* Exercise details
Scan the records and identify every line in which the string "Materials" occurs, then return those lines.

* Provided data
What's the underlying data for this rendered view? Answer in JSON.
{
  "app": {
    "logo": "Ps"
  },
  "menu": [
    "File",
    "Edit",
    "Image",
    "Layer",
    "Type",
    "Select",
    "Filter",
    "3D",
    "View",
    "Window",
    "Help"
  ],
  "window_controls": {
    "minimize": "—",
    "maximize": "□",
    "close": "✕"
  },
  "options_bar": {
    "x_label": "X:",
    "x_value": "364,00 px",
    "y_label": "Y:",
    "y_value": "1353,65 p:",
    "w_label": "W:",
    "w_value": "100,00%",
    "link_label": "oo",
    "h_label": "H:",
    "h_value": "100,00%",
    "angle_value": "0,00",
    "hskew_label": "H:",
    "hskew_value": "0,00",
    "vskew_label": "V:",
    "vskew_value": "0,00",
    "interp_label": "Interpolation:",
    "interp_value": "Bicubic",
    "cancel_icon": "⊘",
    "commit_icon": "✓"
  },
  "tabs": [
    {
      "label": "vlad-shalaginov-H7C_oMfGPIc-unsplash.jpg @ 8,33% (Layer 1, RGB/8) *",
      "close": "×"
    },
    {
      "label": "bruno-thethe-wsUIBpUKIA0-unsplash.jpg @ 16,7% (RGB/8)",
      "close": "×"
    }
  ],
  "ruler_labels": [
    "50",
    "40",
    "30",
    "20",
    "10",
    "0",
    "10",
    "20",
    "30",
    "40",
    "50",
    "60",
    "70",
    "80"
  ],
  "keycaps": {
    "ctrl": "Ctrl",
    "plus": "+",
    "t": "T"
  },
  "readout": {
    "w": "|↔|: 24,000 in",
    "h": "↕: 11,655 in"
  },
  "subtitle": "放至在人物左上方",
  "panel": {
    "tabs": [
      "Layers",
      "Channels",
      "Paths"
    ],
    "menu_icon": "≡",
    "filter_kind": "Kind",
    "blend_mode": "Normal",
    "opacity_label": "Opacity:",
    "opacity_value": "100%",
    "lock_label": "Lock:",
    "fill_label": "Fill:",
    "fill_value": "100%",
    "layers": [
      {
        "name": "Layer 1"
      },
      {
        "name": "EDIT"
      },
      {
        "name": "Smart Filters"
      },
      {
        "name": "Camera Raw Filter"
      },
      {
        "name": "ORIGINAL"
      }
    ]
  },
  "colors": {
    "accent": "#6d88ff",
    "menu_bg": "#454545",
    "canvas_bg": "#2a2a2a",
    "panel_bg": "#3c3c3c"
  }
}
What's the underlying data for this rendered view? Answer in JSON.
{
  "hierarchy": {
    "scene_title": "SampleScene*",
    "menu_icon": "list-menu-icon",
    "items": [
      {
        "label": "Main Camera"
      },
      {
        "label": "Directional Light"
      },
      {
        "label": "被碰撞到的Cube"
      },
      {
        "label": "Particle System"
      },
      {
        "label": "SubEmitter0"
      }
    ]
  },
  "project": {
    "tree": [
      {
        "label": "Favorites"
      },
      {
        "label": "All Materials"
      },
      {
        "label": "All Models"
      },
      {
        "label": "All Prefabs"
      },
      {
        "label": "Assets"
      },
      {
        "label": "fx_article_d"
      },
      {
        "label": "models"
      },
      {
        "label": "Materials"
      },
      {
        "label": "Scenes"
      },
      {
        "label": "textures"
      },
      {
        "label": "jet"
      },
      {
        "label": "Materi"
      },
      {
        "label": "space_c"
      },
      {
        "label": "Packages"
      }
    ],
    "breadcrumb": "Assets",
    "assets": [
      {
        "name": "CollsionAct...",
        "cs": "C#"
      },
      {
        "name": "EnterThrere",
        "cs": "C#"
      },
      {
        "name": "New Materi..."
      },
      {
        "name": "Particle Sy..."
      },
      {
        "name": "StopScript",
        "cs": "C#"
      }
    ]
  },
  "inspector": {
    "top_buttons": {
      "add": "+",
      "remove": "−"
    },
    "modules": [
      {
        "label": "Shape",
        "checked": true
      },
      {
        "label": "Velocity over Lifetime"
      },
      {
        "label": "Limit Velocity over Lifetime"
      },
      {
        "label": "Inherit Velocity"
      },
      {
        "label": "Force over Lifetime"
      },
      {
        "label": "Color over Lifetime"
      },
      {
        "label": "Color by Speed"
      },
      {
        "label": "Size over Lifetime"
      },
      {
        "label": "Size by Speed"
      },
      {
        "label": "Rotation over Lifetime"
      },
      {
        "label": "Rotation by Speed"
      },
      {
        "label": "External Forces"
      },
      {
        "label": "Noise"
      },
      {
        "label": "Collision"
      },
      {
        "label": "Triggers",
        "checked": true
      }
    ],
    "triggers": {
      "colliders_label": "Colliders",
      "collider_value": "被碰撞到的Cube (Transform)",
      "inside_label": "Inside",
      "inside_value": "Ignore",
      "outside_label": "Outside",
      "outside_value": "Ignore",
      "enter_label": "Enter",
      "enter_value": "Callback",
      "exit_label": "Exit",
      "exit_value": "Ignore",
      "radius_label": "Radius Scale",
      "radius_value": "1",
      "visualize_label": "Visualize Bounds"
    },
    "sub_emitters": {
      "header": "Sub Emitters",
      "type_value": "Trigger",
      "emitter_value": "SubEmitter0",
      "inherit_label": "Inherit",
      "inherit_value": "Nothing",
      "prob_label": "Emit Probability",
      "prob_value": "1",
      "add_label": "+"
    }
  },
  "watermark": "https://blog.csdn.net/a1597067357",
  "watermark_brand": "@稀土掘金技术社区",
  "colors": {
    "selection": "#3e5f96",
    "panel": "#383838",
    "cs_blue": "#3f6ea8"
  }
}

* Result for this exercise
        "label": "All Materials"
        "label": "Materials"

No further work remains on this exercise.